— BEGIN Records —

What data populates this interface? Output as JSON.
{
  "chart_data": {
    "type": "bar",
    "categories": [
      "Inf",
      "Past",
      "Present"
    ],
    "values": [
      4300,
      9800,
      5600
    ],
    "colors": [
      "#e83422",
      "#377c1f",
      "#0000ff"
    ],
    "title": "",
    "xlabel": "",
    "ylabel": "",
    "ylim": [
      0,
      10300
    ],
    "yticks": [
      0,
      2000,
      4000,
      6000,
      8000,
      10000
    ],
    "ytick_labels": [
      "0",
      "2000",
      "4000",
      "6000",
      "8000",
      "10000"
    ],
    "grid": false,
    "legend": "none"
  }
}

— END Records —

Write out every record shown above, word for word.

What data populates this interface? Output as JSON.
{
  "chart_data": {
    "type": "bar",
    "categories": [
      "Inf",
      "Past",
      "Present"
    ],
    "values": [
      4300,
      9800,
      5600
    ],
    "colors": [
      "#e83422",
      "#377c1f",
      "#0000ff"
    ],
    "title": "",
    "xlabel": "",
    "ylabel": "",
    "ylim": [
      0,
      10300
    ],
    "yticks": [
      0,
      2000,
      4000,
      6000,
      8000,
      10000
    ],
    "ytick_labels": [
      "0",
      "2000",
      "4000",
      "6000",
      "8000",
      "10000"
    ],
    "grid": false,
    "legend": "none"
  }
}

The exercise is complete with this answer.